The input:
....................

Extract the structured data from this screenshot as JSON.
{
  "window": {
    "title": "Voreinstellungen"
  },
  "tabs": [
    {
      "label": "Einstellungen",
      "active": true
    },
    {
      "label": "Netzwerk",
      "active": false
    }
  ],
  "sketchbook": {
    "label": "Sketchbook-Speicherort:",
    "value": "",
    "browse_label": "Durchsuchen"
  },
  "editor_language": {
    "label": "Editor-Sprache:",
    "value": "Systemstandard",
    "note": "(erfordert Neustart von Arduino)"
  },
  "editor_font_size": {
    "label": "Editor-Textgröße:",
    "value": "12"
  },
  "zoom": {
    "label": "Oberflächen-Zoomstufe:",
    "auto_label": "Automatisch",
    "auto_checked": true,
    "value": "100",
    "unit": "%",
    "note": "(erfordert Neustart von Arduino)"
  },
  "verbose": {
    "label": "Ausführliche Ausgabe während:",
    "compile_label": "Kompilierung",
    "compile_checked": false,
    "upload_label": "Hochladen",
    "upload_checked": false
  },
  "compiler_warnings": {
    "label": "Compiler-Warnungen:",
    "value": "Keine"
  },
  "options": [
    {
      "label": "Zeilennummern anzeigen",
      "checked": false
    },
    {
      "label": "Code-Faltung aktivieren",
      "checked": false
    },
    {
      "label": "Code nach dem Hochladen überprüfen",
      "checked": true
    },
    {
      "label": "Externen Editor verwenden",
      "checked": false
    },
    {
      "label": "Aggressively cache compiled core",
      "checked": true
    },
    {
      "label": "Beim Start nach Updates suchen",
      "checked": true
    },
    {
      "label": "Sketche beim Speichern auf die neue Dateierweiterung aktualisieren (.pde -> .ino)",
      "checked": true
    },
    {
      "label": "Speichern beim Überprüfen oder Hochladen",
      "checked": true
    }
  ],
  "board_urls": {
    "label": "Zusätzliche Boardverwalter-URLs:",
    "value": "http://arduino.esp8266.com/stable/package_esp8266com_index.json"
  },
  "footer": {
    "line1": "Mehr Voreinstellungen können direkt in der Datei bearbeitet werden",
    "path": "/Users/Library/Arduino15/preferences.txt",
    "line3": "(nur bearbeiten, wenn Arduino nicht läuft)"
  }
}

....................

Count the lines of the material that include the word "value", then state only the total.

6